Collected data entries:
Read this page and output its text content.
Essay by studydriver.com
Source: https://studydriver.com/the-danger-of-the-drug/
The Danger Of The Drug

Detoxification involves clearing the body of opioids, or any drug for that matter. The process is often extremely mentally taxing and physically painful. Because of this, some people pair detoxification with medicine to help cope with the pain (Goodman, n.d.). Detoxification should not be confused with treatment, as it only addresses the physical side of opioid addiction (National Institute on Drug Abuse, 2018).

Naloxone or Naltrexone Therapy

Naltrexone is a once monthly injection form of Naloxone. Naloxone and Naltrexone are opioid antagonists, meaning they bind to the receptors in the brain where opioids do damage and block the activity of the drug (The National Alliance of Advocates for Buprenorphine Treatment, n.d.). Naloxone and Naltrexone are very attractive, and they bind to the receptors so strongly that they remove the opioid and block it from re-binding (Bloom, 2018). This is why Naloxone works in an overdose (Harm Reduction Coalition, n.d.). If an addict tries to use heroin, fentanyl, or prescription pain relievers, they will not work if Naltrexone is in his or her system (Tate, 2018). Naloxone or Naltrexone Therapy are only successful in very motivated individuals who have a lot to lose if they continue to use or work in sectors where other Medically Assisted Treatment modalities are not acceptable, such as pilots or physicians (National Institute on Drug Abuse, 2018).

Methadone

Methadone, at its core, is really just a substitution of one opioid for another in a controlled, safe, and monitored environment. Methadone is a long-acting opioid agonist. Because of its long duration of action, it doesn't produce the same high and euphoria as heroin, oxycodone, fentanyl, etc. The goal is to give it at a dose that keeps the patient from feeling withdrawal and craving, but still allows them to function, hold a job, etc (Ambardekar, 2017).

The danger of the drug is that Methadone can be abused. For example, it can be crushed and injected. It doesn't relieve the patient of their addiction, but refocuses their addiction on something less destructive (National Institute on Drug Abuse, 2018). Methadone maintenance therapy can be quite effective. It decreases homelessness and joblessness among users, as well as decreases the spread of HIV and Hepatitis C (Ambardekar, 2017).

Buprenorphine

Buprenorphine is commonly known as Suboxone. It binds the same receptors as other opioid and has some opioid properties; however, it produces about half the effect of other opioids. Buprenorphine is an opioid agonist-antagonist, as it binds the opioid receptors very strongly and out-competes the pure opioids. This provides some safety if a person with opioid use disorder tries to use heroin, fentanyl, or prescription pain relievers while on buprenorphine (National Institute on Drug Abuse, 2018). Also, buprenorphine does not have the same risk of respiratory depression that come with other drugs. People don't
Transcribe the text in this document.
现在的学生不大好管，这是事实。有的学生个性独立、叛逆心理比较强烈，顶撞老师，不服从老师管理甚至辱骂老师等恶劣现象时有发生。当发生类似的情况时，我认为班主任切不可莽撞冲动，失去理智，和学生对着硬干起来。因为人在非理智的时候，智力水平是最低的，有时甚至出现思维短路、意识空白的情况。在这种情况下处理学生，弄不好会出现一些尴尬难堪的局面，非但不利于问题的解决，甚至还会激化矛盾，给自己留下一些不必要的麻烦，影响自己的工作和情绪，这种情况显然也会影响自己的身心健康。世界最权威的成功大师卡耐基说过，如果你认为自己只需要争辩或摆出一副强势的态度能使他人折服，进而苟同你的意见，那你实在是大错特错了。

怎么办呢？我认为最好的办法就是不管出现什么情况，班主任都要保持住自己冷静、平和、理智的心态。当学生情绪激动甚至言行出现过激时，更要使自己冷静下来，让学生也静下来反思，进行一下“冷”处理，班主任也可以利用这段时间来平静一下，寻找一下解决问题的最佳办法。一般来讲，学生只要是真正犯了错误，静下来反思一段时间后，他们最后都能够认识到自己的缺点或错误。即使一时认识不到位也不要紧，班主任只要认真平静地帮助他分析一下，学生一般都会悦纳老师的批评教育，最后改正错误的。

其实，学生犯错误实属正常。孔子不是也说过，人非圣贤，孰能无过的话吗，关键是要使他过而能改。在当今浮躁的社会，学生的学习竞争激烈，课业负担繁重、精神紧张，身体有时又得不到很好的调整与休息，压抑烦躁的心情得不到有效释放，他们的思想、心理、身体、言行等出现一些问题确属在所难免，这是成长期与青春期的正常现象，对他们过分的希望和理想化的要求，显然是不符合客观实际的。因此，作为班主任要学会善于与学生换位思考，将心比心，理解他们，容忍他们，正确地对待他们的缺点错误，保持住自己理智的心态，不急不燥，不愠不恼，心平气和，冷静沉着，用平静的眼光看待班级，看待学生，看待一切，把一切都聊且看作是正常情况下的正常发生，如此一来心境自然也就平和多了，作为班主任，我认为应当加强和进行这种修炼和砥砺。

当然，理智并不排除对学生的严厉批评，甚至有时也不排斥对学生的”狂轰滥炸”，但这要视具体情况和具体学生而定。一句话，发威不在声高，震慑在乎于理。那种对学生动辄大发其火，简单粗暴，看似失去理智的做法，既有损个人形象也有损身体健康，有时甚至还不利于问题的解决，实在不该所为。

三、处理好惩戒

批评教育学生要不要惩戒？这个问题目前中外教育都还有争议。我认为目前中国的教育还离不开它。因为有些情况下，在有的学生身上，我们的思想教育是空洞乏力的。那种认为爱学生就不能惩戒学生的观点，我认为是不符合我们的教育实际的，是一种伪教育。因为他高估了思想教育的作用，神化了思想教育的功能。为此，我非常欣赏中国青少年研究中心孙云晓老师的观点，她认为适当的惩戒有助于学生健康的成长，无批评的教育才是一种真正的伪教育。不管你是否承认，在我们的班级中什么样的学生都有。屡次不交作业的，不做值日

* **Stated problem**
Identify each line in the entries with the word "studydriver" and copy it.

* **Exercise result**
Essay by studydriver.com
Source: https://studydriver.com/the-danger-of-the-drug/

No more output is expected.